• [Exercise requirements]: Retype all material exactly. Pictures stay out of the copy.

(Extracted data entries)
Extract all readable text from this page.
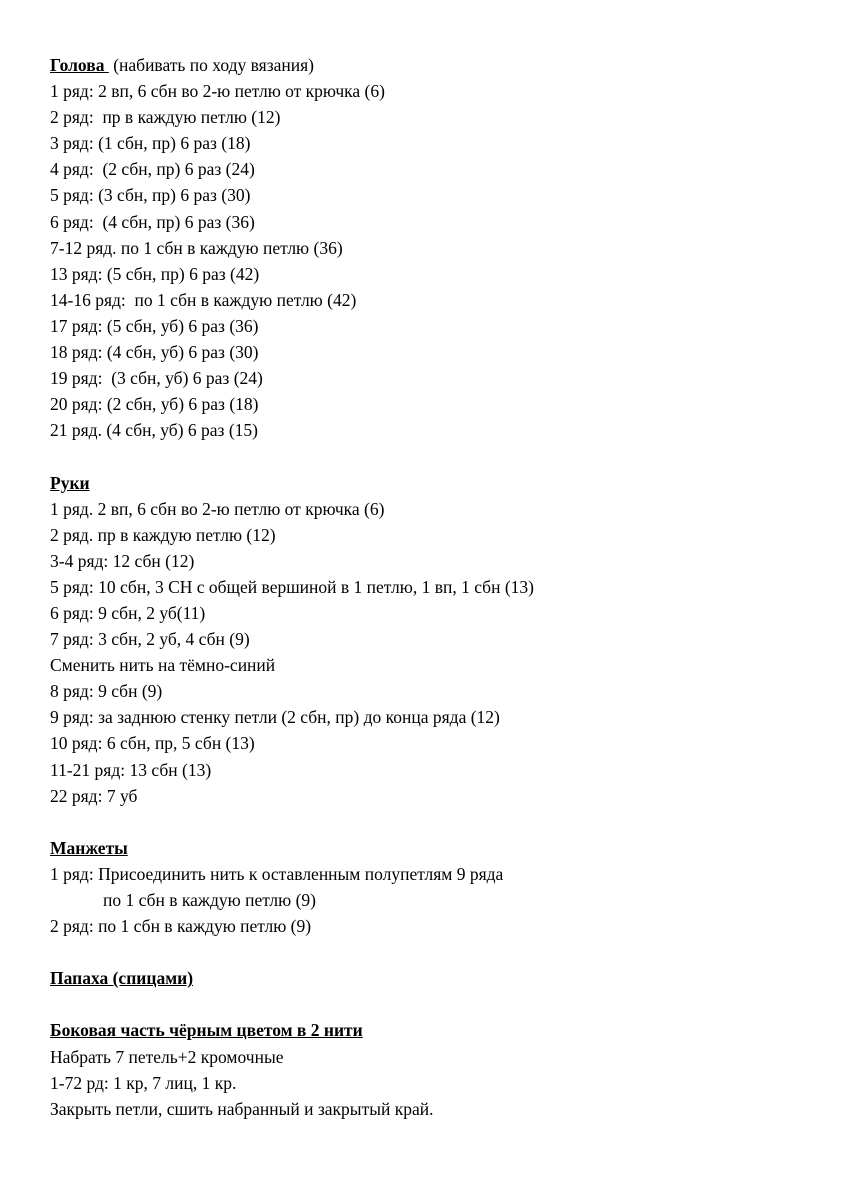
Голова  (набивать по ходу вязания)
1 ряд: 2 вп, 6 сбн во 2-ю петлю от крючка (6)
2 ряд:  пр в каждую петлю (12)
3 ряд: (1 сбн, пр) 6 раз (18)
4 ряд:  (2 сбн, пр) 6 раз (24)
5 ряд: (3 сбн, пр) 6 раз (30)
6 ряд:  (4 сбн, пр) 6 раз (36)
7-12 ряд. по 1 сбн в каждую петлю (36)
13 ряд: (5 сбн, пр) 6 раз (42)
14-16 ряд:  по 1 сбн в каждую петлю (42)
17 ряд: (5 сбн, уб) 6 раз (36)
18 ряд: (4 сбн, уб) 6 раз (30)
19 ряд:  (3 сбн, уб) 6 раз (24)
20 ряд: (2 сбн, уб) 6 раз (18)
21 ряд. (4 сбн, уб) 6 раз (15)
Руки
1 ряд. 2 вп, 6 сбн во 2-ю петлю от крючка (6)
2 ряд. пр в каждую петлю (12)
3-4 ряд: 12 сбн (12)
5 ряд: 10 сбн, 3 СН с общей вершиной в 1 петлю, 1 вп, 1 сбн (13)
6 ряд: 9 сбн, 2 уб(11)
7 ряд: 3 сбн, 2 уб, 4 сбн (9)
Сменить нить на тёмно-синий
8 ряд: 9 сбн (9)
9 ряд: за заднюю стенку петли (2 сбн, пр) до конца ряда (12)
10 ряд: 6 сбн, пр, 5 сбн (13)
11-21 ряд: 13 сбн (13)
22 ряд: 7 уб
Манжеты
1 ряд: Присоединить нить к оставленным полупетлям 9 ряда
по 1 сбн в каждую петлю (9)
2 ряд: по 1 сбн в каждую петлю (9)
Папаха (спицами)
Боковая часть чёрным цветом в 2 нити
Набрать 7 петель+2 кромочные
1-72 рд: 1 кр, 7 лиц, 1 кр.
Закрыть петли, сшить набранный и закрытый край.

• [Problem solution]:
Extract all readable text from this page.
Голова  (набивать по ходу вязания)
1 ряд: 2 вп, 6 сбн во 2-ю петлю от крючка (6)
2 ряд:  пр в каждую петлю (12)
3 ряд: (1 сбн, пр) 6 раз (18)
4 ряд:  (2 сбн, пр) 6 раз (24)
5 ряд: (3 сбн, пр) 6 раз (30)
6 ряд:  (4 сбн, пр) 6 раз (36)
7-12 ряд. по 1 сбн в каждую петлю (36)
13 ряд: (5 сбн, пр) 6 раз (42)
14-16 ряд:  по 1 сбн в каждую петлю (42)
17 ряд: (5 сбн, уб) 6 раз (36)
18 ряд: (4 сбн, уб) 6 раз (30)
19 ряд:  (3 сбн, уб) 6 раз (24)
20 ряд: (2 сбн, уб) 6 раз (18)
21 ряд. (4 сбн, уб) 6 раз (15)
Руки
1 ряд. 2 вп, 6 сбн во 2-ю петлю от крючка (6)
2 ряд. пр в каждую петлю (12)
3-4 ряд: 12 сбн (12)
5 ряд: 10 сбн, 3 СН с общей вершиной в 1 петлю, 1 вп, 1 сбн (13)
6 ряд: 9 сбн, 2 уб(11)
7 ряд: 3 сбн, 2 уб, 4 сбн (9)
Сменить нить на тёмно-синий
8 ряд: 9 сбн (9)
9 ряд: за заднюю стенку петли (2 сбн, пр) до конца ряда (12)
10 ряд: 6 сбн, пр, 5 сбн (13)
11-21 ряд: 13 сбн (13)
22 ряд: 7 уб
Манжеты
1 ряд: Присоединить нить к оставленным полупетлям 9 ряда
по 1 сбн в каждую петлю (9)
2 ряд: по 1 сбн в каждую петлю (9)
Папаха (спицами)
Боковая часть чёрным цветом в 2 нити
Набрать 7 петель+2 кромочные
1-72 рд: 1 кр, 7 лиц, 1 кр.
Закрыть петли, сшить набранный и закрытый край.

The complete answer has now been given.